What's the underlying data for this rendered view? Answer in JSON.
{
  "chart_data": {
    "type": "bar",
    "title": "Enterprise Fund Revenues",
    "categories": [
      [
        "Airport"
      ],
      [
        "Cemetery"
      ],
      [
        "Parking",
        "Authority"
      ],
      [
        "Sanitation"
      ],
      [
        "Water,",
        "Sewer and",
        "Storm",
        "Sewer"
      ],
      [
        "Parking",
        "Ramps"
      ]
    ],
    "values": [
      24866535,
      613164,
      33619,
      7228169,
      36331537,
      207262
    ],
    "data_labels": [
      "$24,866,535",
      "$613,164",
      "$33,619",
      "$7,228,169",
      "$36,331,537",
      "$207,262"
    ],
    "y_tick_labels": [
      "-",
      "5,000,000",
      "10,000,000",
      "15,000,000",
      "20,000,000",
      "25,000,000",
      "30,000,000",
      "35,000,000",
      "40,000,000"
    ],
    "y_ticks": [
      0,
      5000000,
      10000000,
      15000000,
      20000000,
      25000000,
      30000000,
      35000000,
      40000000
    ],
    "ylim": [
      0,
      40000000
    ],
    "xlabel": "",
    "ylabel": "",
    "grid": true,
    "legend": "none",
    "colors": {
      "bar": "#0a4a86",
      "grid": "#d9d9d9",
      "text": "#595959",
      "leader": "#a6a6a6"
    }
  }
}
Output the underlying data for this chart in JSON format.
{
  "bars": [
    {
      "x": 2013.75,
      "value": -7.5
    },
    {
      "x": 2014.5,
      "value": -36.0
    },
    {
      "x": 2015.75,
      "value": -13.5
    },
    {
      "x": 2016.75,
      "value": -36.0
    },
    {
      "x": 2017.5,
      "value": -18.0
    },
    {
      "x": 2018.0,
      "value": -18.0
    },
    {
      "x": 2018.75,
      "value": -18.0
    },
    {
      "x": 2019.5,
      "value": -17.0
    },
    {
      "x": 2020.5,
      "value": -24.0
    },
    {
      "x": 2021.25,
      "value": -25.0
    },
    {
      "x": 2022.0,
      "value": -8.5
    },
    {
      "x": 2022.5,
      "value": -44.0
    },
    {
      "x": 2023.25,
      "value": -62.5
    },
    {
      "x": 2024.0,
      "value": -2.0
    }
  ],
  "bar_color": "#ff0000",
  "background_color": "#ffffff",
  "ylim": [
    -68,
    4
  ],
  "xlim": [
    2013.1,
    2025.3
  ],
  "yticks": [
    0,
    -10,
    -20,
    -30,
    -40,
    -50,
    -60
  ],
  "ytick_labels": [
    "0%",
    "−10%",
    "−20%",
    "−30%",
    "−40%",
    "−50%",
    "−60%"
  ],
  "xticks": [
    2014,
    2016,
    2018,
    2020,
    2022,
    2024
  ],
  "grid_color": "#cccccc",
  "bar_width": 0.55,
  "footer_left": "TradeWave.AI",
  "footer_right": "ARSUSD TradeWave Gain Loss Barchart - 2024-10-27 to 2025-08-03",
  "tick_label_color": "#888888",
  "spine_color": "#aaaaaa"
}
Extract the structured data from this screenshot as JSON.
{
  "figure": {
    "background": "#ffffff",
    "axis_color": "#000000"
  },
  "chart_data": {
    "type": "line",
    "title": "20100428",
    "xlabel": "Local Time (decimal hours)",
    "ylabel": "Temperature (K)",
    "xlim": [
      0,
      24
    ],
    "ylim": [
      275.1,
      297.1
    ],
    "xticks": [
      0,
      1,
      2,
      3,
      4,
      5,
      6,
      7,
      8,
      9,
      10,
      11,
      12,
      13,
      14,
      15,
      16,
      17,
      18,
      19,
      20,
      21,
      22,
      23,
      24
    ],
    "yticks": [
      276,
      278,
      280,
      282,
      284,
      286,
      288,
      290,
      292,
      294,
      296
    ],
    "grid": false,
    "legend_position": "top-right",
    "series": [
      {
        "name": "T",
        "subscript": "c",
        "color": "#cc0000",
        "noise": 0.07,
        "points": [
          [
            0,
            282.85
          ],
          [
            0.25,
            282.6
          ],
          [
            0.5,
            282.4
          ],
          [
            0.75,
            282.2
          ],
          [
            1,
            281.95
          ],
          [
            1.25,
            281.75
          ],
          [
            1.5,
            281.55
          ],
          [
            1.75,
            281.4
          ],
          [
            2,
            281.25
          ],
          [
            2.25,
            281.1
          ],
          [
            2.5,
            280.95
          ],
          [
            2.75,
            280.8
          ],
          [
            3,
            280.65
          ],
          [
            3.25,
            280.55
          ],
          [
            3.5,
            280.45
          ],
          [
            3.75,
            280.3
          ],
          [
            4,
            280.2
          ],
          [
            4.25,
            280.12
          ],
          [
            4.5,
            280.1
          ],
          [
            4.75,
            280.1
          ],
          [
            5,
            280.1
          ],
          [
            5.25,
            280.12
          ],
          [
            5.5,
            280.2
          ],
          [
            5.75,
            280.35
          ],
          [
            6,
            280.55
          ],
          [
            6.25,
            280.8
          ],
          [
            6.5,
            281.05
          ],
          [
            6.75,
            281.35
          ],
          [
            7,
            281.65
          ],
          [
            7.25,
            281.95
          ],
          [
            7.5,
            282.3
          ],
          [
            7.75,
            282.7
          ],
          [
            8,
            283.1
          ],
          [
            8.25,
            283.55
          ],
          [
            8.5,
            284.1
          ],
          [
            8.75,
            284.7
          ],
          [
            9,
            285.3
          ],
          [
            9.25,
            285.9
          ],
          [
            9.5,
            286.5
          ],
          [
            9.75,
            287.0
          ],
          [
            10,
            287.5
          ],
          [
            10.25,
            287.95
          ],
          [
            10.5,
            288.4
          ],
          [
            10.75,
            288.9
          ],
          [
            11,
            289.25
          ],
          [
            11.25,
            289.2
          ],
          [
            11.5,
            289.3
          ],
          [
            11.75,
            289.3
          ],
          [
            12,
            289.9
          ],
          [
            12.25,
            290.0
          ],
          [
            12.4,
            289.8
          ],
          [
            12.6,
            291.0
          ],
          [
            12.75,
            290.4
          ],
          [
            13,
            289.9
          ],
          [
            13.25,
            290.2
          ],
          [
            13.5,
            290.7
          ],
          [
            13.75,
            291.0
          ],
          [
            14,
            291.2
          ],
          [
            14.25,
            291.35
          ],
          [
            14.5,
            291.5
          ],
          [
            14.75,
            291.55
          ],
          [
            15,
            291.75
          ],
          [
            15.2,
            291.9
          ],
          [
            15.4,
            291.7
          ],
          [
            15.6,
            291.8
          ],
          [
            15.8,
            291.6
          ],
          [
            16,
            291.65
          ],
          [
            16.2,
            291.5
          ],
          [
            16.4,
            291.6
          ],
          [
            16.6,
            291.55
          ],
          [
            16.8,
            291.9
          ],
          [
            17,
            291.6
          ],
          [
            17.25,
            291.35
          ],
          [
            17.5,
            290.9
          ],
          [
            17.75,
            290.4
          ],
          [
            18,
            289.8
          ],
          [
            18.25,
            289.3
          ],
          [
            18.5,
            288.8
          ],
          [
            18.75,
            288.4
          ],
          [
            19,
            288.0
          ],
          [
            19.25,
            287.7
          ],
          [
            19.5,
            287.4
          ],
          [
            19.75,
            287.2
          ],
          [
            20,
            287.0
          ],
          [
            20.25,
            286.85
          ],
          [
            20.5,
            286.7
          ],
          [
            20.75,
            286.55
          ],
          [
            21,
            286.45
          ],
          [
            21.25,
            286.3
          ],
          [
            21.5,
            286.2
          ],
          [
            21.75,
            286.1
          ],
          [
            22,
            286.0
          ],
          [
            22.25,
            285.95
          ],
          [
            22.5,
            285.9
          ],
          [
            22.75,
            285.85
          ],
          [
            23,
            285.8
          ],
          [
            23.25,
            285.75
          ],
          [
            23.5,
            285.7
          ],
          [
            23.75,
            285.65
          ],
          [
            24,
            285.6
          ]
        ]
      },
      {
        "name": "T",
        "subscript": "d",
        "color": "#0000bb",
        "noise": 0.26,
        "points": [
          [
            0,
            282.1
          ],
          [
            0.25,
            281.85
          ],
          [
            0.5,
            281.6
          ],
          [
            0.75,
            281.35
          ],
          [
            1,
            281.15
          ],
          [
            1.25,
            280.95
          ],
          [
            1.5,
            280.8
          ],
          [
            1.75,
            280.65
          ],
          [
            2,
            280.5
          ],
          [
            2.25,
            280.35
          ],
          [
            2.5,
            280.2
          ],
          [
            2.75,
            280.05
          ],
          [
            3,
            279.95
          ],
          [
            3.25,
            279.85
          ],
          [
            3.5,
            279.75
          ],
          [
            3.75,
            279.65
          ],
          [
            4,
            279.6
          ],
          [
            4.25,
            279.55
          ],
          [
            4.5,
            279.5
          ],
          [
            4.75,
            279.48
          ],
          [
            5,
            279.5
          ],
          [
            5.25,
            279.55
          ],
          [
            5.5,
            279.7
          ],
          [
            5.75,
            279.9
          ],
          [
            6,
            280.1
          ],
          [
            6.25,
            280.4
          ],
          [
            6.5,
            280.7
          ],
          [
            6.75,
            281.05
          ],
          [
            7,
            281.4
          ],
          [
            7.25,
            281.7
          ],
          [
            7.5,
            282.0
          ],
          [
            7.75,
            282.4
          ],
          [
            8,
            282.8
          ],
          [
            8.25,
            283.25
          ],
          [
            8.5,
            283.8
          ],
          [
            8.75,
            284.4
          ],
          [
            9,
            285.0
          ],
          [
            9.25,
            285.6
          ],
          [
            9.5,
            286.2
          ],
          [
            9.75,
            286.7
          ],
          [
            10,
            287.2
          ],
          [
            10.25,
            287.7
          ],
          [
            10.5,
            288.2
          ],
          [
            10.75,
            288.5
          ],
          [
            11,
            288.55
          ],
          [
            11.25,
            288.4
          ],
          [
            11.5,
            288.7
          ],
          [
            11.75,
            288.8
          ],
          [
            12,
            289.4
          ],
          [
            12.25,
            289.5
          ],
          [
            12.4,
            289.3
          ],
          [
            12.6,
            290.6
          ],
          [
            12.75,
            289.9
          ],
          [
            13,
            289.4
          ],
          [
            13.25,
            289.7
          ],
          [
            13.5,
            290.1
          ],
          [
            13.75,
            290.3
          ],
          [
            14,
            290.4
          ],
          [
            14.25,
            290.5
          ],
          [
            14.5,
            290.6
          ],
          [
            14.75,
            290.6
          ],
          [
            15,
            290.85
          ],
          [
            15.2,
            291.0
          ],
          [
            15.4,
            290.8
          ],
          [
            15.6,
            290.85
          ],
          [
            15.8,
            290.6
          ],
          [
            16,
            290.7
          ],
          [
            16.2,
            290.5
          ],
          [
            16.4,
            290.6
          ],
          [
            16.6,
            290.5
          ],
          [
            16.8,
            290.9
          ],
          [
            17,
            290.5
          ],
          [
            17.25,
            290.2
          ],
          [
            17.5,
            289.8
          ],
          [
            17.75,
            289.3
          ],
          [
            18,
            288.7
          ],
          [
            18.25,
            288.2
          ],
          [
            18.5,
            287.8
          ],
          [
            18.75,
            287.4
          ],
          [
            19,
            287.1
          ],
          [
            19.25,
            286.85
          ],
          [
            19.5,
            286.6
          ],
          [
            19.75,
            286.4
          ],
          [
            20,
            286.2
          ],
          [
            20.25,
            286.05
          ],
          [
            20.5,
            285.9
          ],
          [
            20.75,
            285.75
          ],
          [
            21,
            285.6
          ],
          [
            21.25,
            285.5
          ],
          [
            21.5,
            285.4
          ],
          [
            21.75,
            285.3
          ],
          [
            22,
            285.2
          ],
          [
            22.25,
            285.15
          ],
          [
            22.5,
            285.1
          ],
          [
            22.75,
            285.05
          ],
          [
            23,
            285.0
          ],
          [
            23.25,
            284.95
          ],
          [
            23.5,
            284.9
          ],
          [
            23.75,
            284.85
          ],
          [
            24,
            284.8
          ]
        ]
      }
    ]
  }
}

--

Set problem. Output nothing but the number of lines in the data containing the string "TradeWave".

Result of the task. 2